* EXERCISE DIRECTIONS: Are you able to quote each entry exactly as written?

(Saved entries)
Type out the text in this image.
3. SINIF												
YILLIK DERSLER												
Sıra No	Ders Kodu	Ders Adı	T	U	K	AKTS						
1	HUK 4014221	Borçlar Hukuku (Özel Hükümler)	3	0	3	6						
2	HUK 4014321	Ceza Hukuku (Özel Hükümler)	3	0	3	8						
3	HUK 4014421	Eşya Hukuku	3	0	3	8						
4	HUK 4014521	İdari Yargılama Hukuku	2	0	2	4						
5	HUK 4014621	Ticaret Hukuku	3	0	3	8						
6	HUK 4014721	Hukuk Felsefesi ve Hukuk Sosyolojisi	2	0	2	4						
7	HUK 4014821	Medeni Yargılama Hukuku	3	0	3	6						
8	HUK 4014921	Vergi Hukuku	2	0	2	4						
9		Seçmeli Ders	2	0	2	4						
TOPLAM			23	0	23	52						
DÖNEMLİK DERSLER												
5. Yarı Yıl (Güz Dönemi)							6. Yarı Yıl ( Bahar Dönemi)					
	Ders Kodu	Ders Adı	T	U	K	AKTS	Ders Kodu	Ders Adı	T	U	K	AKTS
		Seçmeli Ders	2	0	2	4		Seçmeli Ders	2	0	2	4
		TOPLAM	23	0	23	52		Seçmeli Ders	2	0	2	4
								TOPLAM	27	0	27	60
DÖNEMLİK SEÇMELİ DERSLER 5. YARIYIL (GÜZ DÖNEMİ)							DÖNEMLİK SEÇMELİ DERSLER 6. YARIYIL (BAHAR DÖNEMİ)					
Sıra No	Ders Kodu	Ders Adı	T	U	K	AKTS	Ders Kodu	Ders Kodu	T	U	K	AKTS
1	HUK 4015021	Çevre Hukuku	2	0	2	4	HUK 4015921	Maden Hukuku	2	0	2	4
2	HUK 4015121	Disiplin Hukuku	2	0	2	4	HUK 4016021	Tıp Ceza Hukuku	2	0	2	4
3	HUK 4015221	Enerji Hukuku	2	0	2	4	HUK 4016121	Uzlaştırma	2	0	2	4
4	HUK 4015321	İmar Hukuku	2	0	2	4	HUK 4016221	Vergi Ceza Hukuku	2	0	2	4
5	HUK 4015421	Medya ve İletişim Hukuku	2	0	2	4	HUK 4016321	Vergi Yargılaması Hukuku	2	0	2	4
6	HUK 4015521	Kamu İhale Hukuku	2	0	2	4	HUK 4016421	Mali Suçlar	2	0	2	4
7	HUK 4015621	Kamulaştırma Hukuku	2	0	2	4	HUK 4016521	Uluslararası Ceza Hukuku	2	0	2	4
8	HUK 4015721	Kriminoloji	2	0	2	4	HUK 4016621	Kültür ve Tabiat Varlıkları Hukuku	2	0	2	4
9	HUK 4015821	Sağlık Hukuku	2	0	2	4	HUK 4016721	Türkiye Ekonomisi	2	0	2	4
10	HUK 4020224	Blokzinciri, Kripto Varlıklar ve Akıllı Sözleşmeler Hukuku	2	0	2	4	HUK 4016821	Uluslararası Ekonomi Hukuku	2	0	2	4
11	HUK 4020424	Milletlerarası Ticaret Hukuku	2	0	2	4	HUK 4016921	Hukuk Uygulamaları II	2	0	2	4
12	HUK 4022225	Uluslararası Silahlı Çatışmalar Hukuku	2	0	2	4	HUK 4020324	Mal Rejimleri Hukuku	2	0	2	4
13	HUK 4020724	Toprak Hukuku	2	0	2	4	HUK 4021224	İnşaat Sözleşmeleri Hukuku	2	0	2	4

* SOLUTION BELOW:
Type out the text in this image.
3. SINIF												
YILLIK DERSLER												
Sıra No	Ders Kodu	Ders Adı	T	U	K	AKTS						
1	HUK 4014221	Borçlar Hukuku (Özel Hükümler)	3	0	3	6						
2	HUK 4014321	Ceza Hukuku (Özel Hükümler)	3	0	3	8						
3	HUK 4014421	Eşya Hukuku	3	0	3	8						
4	HUK 4014521	İdari Yargılama Hukuku	2	0	2	4						
5	HUK 4014621	Ticaret Hukuku	3	0	3	8						
6	HUK 4014721	Hukuk Felsefesi ve Hukuk Sosyolojisi	2	0	2	4						
7	HUK 4014821	Medeni Yargılama Hukuku	3	0	3	6						
8	HUK 4014921	Vergi Hukuku	2	0	2	4						
9		Seçmeli Ders	2	0	2	4						
TOPLAM			23	0	23	52						
DÖNEMLİK DERSLER												
5. Yarı Yıl (Güz Dönemi)							6. Yarı Yıl ( Bahar Dönemi)					
	Ders Kodu	Ders Adı	T	U	K	AKTS	Ders Kodu	Ders Adı	T	U	K	AKTS
		Seçmeli Ders	2	0	2	4		Seçmeli Ders	2	0	2	4
		TOPLAM	23	0	23	52		Seçmeli Ders	2	0	2	4
								TOPLAM	27	0	27	60
DÖNEMLİK SEÇMELİ DERSLER 5. YARIYIL (GÜZ DÖNEMİ)							DÖNEMLİK SEÇMELİ DERSLER 6. YARIYIL (BAHAR DÖNEMİ)					
Sıra No	Ders Kodu	Ders Adı	T	U	K	AKTS	Ders Kodu	Ders Kodu	T	U	K	AKTS
1	HUK 4015021	Çevre Hukuku	2	0	2	4	HUK 4015921	Maden Hukuku	2	0	2	4
2	HUK 4015121	Disiplin Hukuku	2	0	2	4	HUK 4016021	Tıp Ceza Hukuku	2	0	2	4
3	HUK 4015221	Enerji Hukuku	2	0	2	4	HUK 4016121	Uzlaştırma	2	0	2	4
4	HUK 4015321	İmar Hukuku	2	0	2	4	HUK 4016221	Vergi Ceza Hukuku	2	0	2	4
5	HUK 4015421	Medya ve İletişim Hukuku	2	0	2	4	HUK 4016321	Vergi Yargılaması Hukuku	2	0	2	4
6	HUK 4015521	Kamu İhale Hukuku	2	0	2	4	HUK 4016421	Mali Suçlar	2	0	2	4
7	HUK 4015621	Kamulaştırma Hukuku	2	0	2	4	HUK 4016521	Uluslararası Ceza Hukuku	2	0	2	4
8	HUK 4015721	Kriminoloji	2	0	2	4	HUK 4016621	Kültür ve Tabiat Varlıkları Hukuku	2	0	2	4
9	HUK 4015821	Sağlık Hukuku	2	0	2	4	HUK 4016721	Türkiye Ekonomisi	2	0	2	4
10	HUK 4020224	Blokzinciri, Kripto Varlıklar ve Akıllı Sözleşmeler Hukuku	2	0	2	4	HUK 4016821	Uluslararası Ekonomi Hukuku	2	0	2	4
11	HUK 4020424	Milletlerarası Ticaret Hukuku	2	0	2	4	HUK 4016921	Hukuk Uygulamaları II	2	0	2	4
12	HUK 4022225	Uluslararası Silahlı Çatışmalar Hukuku	2	0	2	4	HUK 4020324	Mal Rejimleri Hukuku	2	0	2	4
13	HUK 4020724	Toprak Hukuku	2	0	2	4	HUK 4021224	İnşaat Sözleşmeleri Hukuku	2	0	2	4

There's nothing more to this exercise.